---------- Task material

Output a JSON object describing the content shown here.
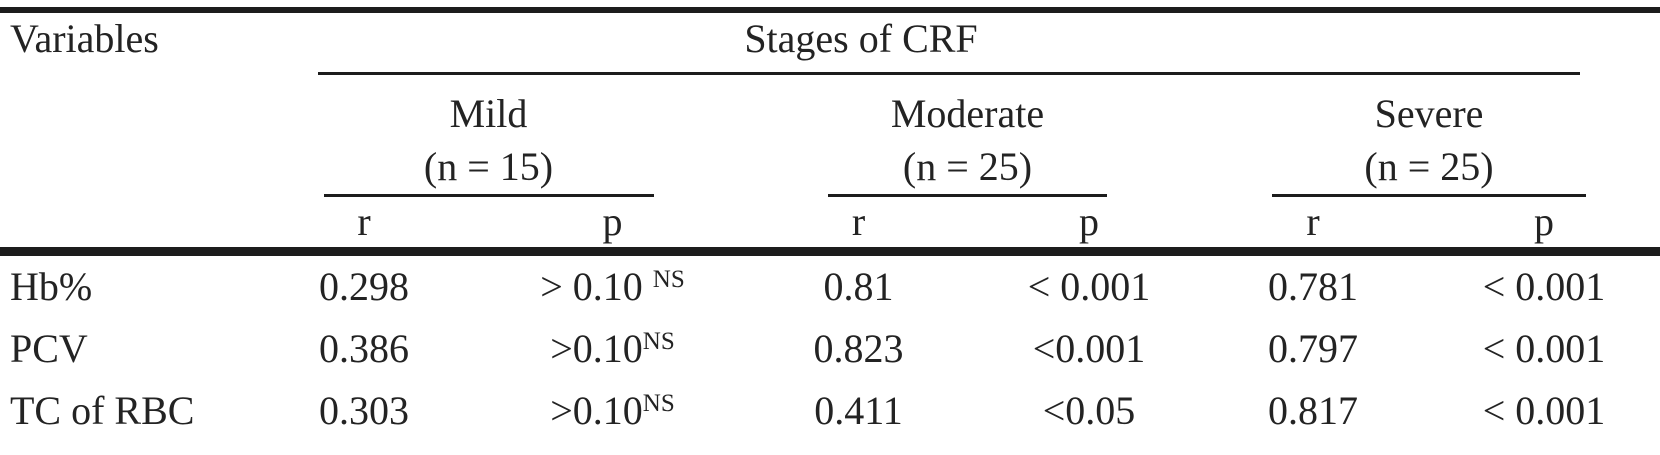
{
  "table": {
    "title_row": {
      "variables": "Variables",
      "stages": "Stages of CRF"
    },
    "groups": [
      {
        "name": "Mild",
        "n": "(n = 15)",
        "r_label": "r",
        "p_label": "p"
      },
      {
        "name": "Moderate",
        "n": "(n = 25)",
        "r_label": "r",
        "p_label": "p"
      },
      {
        "name": "Severe",
        "n": "(n = 25)",
        "r_label": "r",
        "p_label": "p"
      }
    ],
    "rows": [
      {
        "variable": "Hb%",
        "mild_r": "0.298",
        "mild_p": "> 0.10 ",
        "mild_p_sup": "NS",
        "moderate_r": "0.81",
        "moderate_p": "< 0.001",
        "moderate_p_sup": "",
        "severe_r": "0.781",
        "severe_p": "< 0.001",
        "severe_p_sup": ""
      },
      {
        "variable": "PCV",
        "mild_r": "0.386",
        "mild_p": ">0.10",
        "mild_p_sup": "NS",
        "moderate_r": "0.823",
        "moderate_p": "<0.001",
        "moderate_p_sup": "",
        "severe_r": "0.797",
        "severe_p": "< 0.001",
        "severe_p_sup": ""
      },
      {
        "variable": "TC of RBC",
        "mild_r": "0.303",
        "mild_p": ">0.10",
        "mild_p_sup": "NS",
        "moderate_r": "0.411",
        "moderate_p": "<0.05",
        "moderate_p_sup": "",
        "severe_r": "0.817",
        "severe_p": "< 0.001",
        "severe_p_sup": ""
      }
    ],
    "line_color": "#1c1c1c"
  }
}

--------------------

Aim of the exercise: Go over the data above and copy every line that has the word "name" in it.

Solution:
        "name": "Mild",
        "name": "Moderate",
        "name": "Severe",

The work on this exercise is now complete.